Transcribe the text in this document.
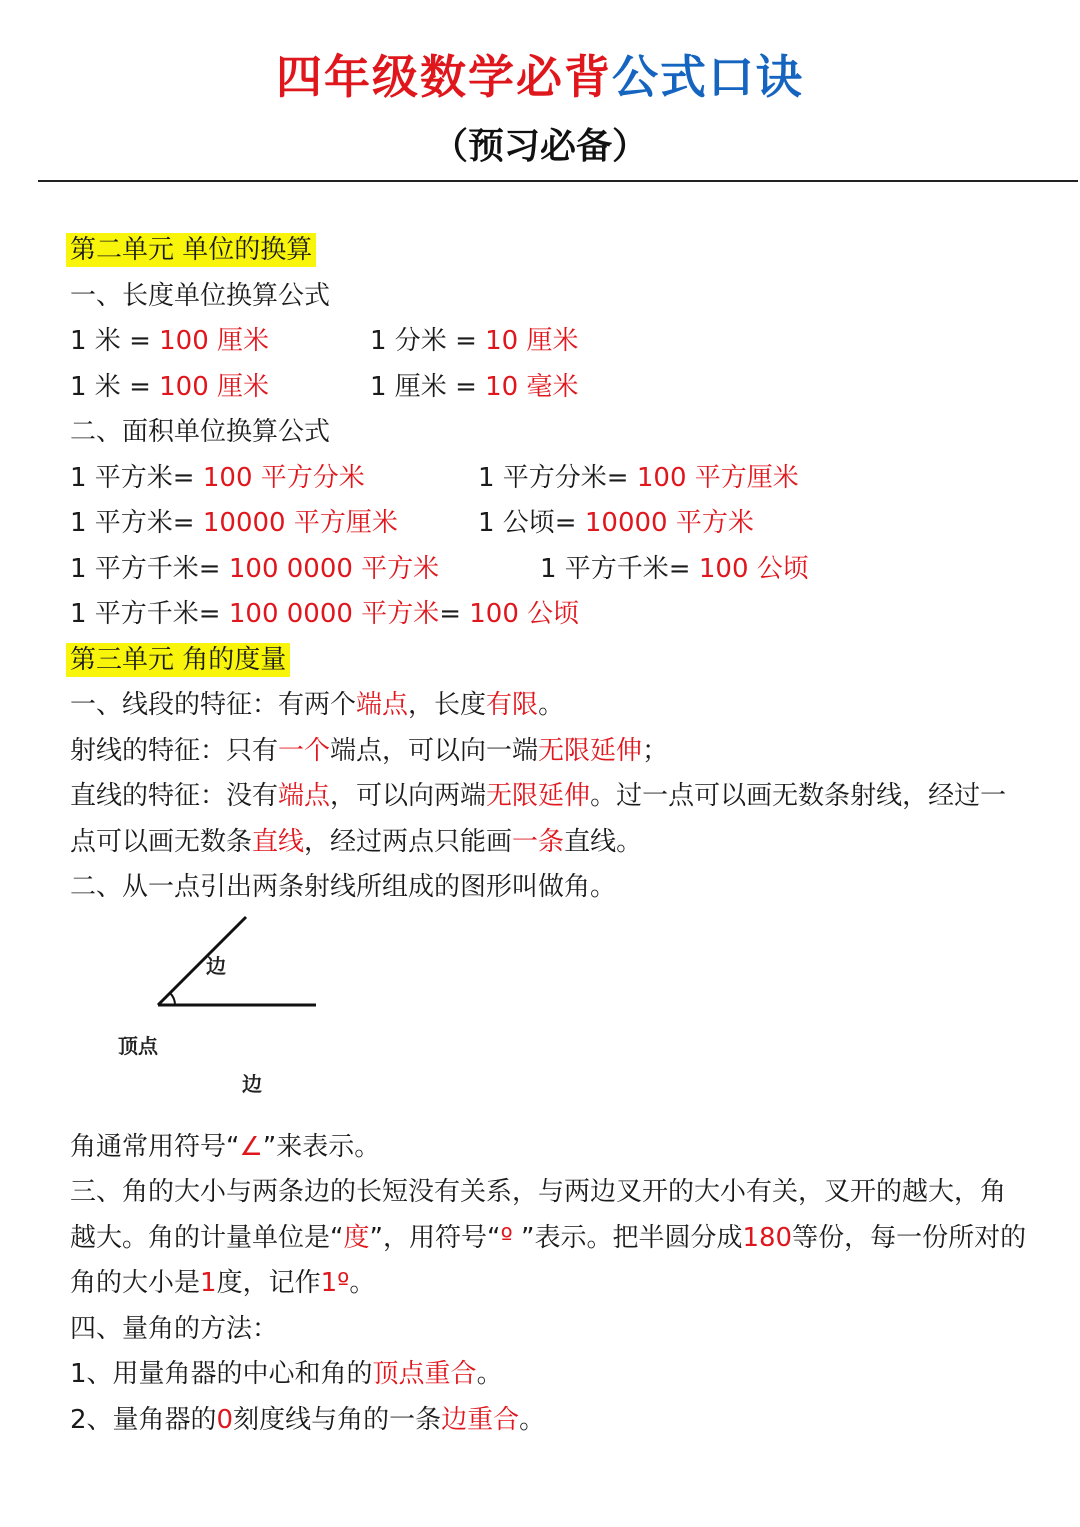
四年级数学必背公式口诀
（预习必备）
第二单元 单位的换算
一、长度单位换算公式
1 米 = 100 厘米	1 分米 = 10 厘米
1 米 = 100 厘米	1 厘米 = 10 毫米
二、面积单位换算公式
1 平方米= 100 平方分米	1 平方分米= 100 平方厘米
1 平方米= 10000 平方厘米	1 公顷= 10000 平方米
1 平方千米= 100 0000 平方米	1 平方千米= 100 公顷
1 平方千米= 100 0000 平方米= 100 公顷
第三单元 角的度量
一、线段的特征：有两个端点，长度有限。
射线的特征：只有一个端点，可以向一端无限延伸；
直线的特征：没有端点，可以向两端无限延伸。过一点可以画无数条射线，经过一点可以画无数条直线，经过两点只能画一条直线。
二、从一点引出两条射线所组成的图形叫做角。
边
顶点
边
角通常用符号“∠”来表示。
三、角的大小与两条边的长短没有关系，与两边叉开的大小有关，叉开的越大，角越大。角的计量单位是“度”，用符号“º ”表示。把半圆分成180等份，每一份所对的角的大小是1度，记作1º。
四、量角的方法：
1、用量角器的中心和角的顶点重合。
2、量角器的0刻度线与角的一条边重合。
━━━
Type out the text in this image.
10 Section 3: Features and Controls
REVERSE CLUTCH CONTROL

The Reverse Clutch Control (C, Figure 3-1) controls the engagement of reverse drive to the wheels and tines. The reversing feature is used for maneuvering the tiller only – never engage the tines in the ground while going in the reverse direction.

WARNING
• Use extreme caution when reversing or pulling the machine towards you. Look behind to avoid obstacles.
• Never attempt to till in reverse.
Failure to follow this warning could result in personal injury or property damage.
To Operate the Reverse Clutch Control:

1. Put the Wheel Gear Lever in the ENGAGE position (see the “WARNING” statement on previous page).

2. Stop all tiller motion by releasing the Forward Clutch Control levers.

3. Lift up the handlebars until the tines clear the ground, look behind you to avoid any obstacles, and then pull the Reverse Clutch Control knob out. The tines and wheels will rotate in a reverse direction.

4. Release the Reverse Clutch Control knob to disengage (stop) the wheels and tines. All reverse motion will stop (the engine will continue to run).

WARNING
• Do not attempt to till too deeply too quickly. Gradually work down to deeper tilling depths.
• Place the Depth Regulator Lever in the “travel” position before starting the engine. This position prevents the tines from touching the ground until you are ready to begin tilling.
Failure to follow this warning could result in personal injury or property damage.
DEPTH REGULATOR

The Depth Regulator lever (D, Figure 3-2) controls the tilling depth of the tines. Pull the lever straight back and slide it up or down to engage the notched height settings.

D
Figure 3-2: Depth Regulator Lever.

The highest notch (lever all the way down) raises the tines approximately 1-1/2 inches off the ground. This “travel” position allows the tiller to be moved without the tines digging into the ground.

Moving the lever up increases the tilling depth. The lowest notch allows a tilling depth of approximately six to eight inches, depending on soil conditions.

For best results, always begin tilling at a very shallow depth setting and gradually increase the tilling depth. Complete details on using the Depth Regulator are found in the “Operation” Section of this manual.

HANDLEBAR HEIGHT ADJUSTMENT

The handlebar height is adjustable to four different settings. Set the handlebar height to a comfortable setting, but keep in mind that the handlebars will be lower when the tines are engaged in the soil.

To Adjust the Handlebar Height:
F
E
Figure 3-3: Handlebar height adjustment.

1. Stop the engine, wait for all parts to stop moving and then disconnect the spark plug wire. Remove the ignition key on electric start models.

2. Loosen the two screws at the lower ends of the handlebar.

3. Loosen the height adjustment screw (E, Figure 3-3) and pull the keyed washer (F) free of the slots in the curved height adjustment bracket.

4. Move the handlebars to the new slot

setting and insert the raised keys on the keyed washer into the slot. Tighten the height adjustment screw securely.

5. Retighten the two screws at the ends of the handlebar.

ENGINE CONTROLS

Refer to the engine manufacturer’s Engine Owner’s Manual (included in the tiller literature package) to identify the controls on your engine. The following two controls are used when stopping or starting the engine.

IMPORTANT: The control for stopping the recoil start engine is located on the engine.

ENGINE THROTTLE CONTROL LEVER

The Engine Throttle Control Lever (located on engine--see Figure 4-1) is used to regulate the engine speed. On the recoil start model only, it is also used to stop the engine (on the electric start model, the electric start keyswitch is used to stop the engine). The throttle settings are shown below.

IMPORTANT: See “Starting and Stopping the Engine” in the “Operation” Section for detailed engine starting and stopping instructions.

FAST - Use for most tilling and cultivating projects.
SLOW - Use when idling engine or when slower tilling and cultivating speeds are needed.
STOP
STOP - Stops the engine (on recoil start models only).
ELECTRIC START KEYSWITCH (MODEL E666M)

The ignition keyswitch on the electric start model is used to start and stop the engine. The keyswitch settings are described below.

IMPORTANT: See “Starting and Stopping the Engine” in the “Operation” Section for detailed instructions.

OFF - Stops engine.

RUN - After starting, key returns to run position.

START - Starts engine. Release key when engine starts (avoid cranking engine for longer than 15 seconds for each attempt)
━━━
Work out how many lines above contain the word "Section". Give only the number.

4